* begin *

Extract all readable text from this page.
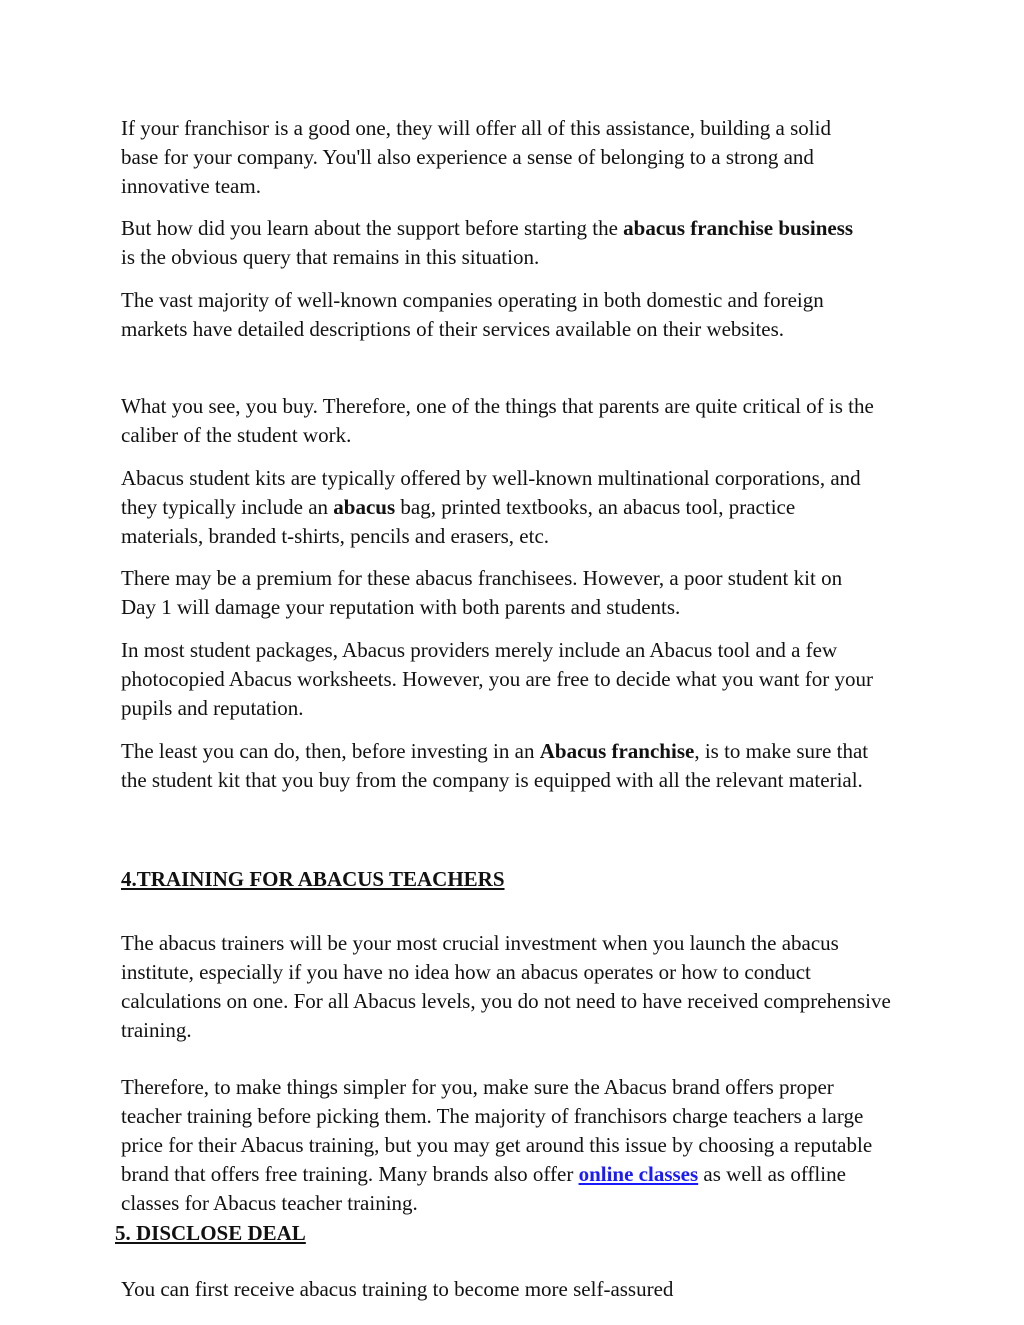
If your franchisor is a good one, they will offer all of this assistance, building a solid base for your company. You'll also experience a sense of belonging to a strong and innovative team.

But how did you learn about the support before starting the abacus franchise business is the obvious query that remains in this situation.

The vast majority of well-known companies operating in both domestic and foreign markets have detailed descriptions of their services available on their websites.

What you see, you buy. Therefore, one of the things that parents are quite critical of is the caliber of the student work.

Abacus student kits are typically offered by well-known multinational corporations, and they typically include an abacus bag, printed textbooks, an abacus tool, practice materials, branded t-shirts, pencils and erasers, etc.

There may be a premium for these abacus franchisees. However, a poor student kit on Day 1 will damage your reputation with both parents and students.

In most student packages, Abacus providers merely include an Abacus tool and a few photocopied Abacus worksheets. However, you are free to decide what you want for your pupils and reputation.

The least you can do, then, before investing in an Abacus franchise, is to make sure that the student kit that you buy from the company is equipped with all the relevant material.

4.TRAINING FOR ABACUS TEACHERS

The abacus trainers will be your most crucial investment when you launch the abacus institute, especially if you have no idea how an abacus operates or how to conduct calculations on one. For all Abacus levels, you do not need to have received comprehensive training.

Therefore, to make things simpler for you, make sure the Abacus brand offers proper teacher training before picking them. The majority of franchisors charge teachers a large price for their Abacus training, but you may get around this issue by choosing a reputable brand that offers free training. Many brands also offer online classes as well as offline classes for Abacus teacher training.

5. DISCLOSE DEAL

You can first receive abacus training to become more self-assured
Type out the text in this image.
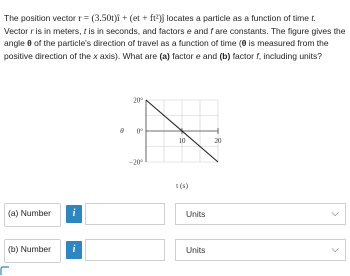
The position vector r = (3.50t)î + (et + ft²)ĵ locates a particle as a function of time t.
Vector r is in meters, t is in seconds, and factors e and f are constants. The figure gives the
angle θ of the particle's direction of travel as a function of time (θ is measured from the
positive direction of the x axis). What are (a) factor e and (b) factor f, including units?
10	20
20°
0°
−20°
θ
t (s)
(a) Number	i	Units	⌵
(b) Number	i	Units	⌵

* end *

What the task asks — Copy out the lines in which the string "direction" appears.

Solution below —
angle θ of the particle's direction of travel as a function of time (θ is measured from the
positive direction of the x axis). What are (a) factor e and (b) factor f, including units?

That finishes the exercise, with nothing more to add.